▸ Dataset records:
——

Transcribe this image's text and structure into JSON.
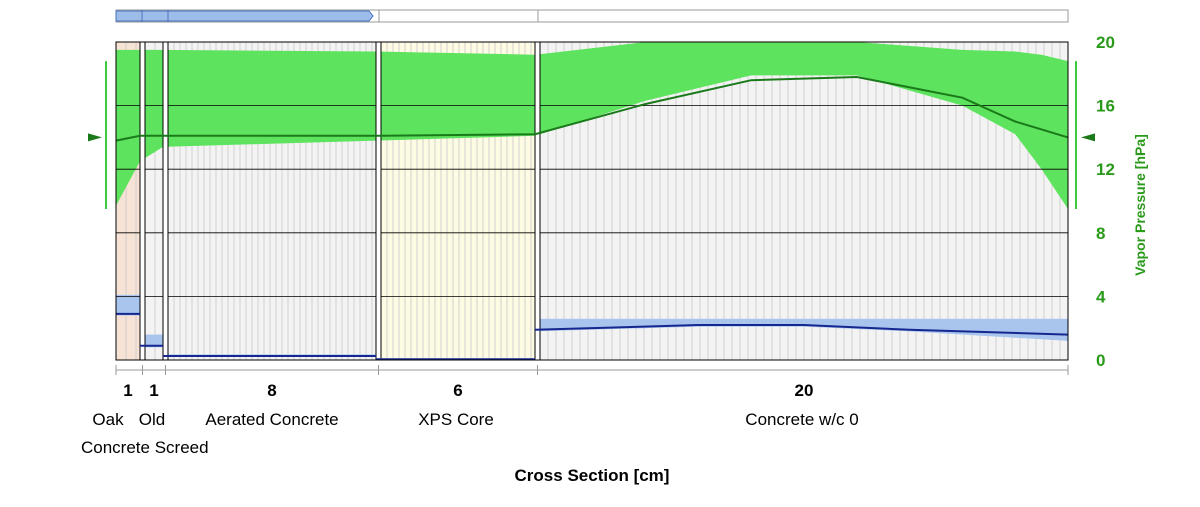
{
  "chart_data": {
    "type": "area",
    "title": "",
    "xlabel": "Cross Section [cm]",
    "ylabel": "Vapor Pressure [hPa]",
    "ylim": [
      0,
      20
    ],
    "yticks": [
      "0",
      "4",
      "8",
      "12",
      "16",
      "20"
    ],
    "grid": true,
    "progress_fraction": 0.27,
    "colors": {
      "vapor_band": "#5ee35e",
      "vapor_line": "#1a7a1a",
      "moisture_band": "#a9c5ee",
      "moisture_line": "#16288f",
      "oak": "#f7e3d6",
      "xps": "#fdfbe3",
      "concrete": "#f3f3f3",
      "axis_label": "#2a9a1a"
    },
    "layers": [
      {
        "thickness_cm": 1,
        "thickness_label": "1",
        "name_lines": [
          "Oak"
        ],
        "fill": "oak"
      },
      {
        "thickness_cm": 1,
        "thickness_label": "1",
        "name_lines": [
          "Old"
        ],
        "fill": "concrete"
      },
      {
        "thickness_cm": 8,
        "thickness_label": "8",
        "name_lines": [
          "Aerated Concrete"
        ],
        "fill": "concrete"
      },
      {
        "thickness_cm": 6,
        "thickness_label": "6",
        "name_lines": [
          "XPS Core"
        ],
        "fill": "xps"
      },
      {
        "thickness_cm": 20,
        "thickness_label": "20",
        "name_lines": [
          "Concrete w/c 0"
        ],
        "fill": "concrete"
      }
    ],
    "extra_label": "Concrete Screed",
    "vapor_pressure": {
      "x_cm": [
        0,
        1,
        2,
        10,
        16,
        20,
        24,
        28,
        32,
        34,
        36
      ],
      "y_hPa": [
        13.8,
        14.1,
        14.1,
        14.1,
        14.2,
        16.1,
        17.6,
        17.8,
        16.5,
        15.0,
        14.0
      ]
    },
    "vapor_pressure_range": {
      "x_cm": [
        0,
        1,
        2,
        10,
        16,
        20,
        24,
        28,
        32,
        34,
        35,
        36
      ],
      "min_hPa": [
        9.7,
        12.5,
        13.4,
        13.8,
        14.1,
        16.3,
        17.9,
        17.9,
        16.0,
        14.2,
        12.0,
        9.5
      ],
      "max_hPa": [
        19.5,
        19.5,
        19.5,
        19.4,
        19.2,
        20.0,
        20.0,
        20.0,
        19.5,
        19.4,
        19.2,
        18.8
      ]
    },
    "moisture_layers": [
      {
        "x0": 0,
        "x1": 1,
        "mean": 2.9,
        "min": 2.8,
        "max": 4.1
      },
      {
        "x0": 1,
        "x1": 2,
        "mean": 0.9,
        "min": 0.8,
        "max": 1.6
      },
      {
        "x0": 2,
        "x1": 10,
        "mean": 0.25,
        "min": 0.2,
        "max": 0.35
      },
      {
        "x0": 10,
        "x1": 16,
        "mean": 0.05,
        "min": 0.02,
        "max": 0.1
      },
      {
        "x0": 16,
        "x1": 36,
        "x": [
          16,
          22,
          26,
          30,
          36
        ],
        "mean": [
          1.9,
          2.2,
          2.2,
          1.9,
          1.6
        ],
        "min": [
          1.8,
          2.1,
          2.1,
          1.8,
          1.2
        ],
        "max": [
          2.6,
          2.6,
          2.6,
          2.6,
          2.6
        ]
      }
    ],
    "exterior_marker_hPa": 14.0,
    "exterior_range_hPa": [
      9.5,
      18.8
    ]
  }
}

——

▸ What to produce: The pictures should not appear in the copy; every other part of the records above must be returned exactly.

▸ Solved problem:
Transcribe this image's text and structure into JSON.
{
  "chart_data": {
    "type": "area",
    "title": "",
    "xlabel": "Cross Section [cm]",
    "ylabel": "Vapor Pressure [hPa]",
    "ylim": [
      0,
      20
    ],
    "yticks": [
      "0",
      "4",
      "8",
      "12",
      "16",
      "20"
    ],
    "grid": true,
    "progress_fraction": 0.27,
    "colors": {
      "vapor_band": "#5ee35e",
      "vapor_line": "#1a7a1a",
      "moisture_band": "#a9c5ee",
      "moisture_line": "#16288f",
      "oak": "#f7e3d6",
      "xps": "#fdfbe3",
      "concrete": "#f3f3f3",
      "axis_label": "#2a9a1a"
    },
    "layers": [
      {
        "thickness_cm": 1,
        "thickness_label": "1",
        "name_lines": [
          "Oak"
        ],
        "fill": "oak"
      },
      {
        "thickness_cm": 1,
        "thickness_label": "1",
        "name_lines": [
          "Old"
        ],
        "fill": "concrete"
      },
      {
        "thickness_cm": 8,
        "thickness_label": "8",
        "name_lines": [
          "Aerated Concrete"
        ],
        "fill": "concrete"
      },
      {
        "thickness_cm": 6,
        "thickness_label": "6",
        "name_lines": [
          "XPS Core"
        ],
        "fill": "xps"
      },
      {
        "thickness_cm": 20,
        "thickness_label": "20",
        "name_lines": [
          "Concrete w/c 0"
        ],
        "fill": "concrete"
      }
    ],
    "extra_label": "Concrete Screed",
    "vapor_pressure": {
      "x_cm": [
        0,
        1,
        2,
        10,
        16,
        20,
        24,
        28,
        32,
        34,
        36
      ],
      "y_hPa": [
        13.8,
        14.1,
        14.1,
        14.1,
        14.2,
        16.1,
        17.6,
        17.8,
        16.5,
        15.0,
        14.0
      ]
    },
    "vapor_pressure_range": {
      "x_cm": [
        0,
        1,
        2,
        10,
        16,
        20,
        24,
        28,
        32,
        34,
        35,
        36
      ],
      "min_hPa": [
        9.7,
        12.5,
        13.4,
        13.8,
        14.1,
        16.3,
        17.9,
        17.9,
        16.0,
        14.2,
        12.0,
        9.5
      ],
      "max_hPa": [
        19.5,
        19.5,
        19.5,
        19.4,
        19.2,
        20.0,
        20.0,
        20.0,
        19.5,
        19.4,
        19.2,
        18.8
      ]
    },
    "moisture_layers": [
      {
        "x0": 0,
        "x1": 1,
        "mean": 2.9,
        "min": 2.8,
        "max": 4.1
      },
      {
        "x0": 1,
        "x1": 2,
        "mean": 0.9,
        "min": 0.8,
        "max": 1.6
      },
      {
        "x0": 2,
        "x1": 10,
        "mean": 0.25,
        "min": 0.2,
        "max": 0.35
      },
      {
        "x0": 10,
        "x1": 16,
        "mean": 0.05,
        "min": 0.02,
        "max": 0.1
      },
      {
        "x0": 16,
        "x1": 36,
        "x": [
          16,
          22,
          26,
          30,
          36
        ],
        "mean": [
          1.9,
          2.2,
          2.2,
          1.9,
          1.6
        ],
        "min": [
          1.8,
          2.1,
          2.1,
          1.8,
          1.2
        ],
        "max": [
          2.6,
          2.6,
          2.6,
          2.6,
          2.6
        ]
      }
    ],
    "exterior_marker_hPa": 14.0,
    "exterior_range_hPa": [
      9.5,
      18.8
    ]
  }
}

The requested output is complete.